PROBLEM REQUIREMENTS → Please report every line from the material that contains the word "this".

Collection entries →

--------

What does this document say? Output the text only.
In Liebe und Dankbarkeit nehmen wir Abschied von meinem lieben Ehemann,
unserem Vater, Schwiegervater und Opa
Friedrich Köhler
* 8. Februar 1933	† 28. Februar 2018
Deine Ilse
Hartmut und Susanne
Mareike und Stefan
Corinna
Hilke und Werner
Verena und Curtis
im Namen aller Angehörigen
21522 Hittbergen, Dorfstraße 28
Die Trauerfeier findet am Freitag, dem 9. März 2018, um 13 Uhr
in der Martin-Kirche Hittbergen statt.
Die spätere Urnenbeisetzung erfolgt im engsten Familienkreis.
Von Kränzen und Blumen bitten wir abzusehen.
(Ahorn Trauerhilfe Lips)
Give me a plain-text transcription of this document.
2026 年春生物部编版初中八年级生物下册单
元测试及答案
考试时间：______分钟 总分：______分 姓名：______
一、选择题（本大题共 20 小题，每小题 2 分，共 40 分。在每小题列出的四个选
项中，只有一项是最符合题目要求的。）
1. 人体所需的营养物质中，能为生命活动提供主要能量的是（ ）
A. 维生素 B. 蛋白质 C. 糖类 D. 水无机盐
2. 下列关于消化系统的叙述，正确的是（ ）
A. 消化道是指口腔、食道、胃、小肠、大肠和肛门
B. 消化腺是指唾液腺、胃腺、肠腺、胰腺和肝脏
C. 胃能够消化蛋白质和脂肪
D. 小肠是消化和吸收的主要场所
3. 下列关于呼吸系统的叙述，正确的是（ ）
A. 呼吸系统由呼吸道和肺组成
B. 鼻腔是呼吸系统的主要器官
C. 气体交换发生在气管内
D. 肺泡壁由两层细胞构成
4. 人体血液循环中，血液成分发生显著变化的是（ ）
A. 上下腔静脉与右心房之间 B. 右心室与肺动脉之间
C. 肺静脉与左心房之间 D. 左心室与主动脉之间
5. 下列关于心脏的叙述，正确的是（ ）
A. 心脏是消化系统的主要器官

--------

TASK SOLUTION →
What does this document say? Output the text only.
Give me a plain-text transcription of this document.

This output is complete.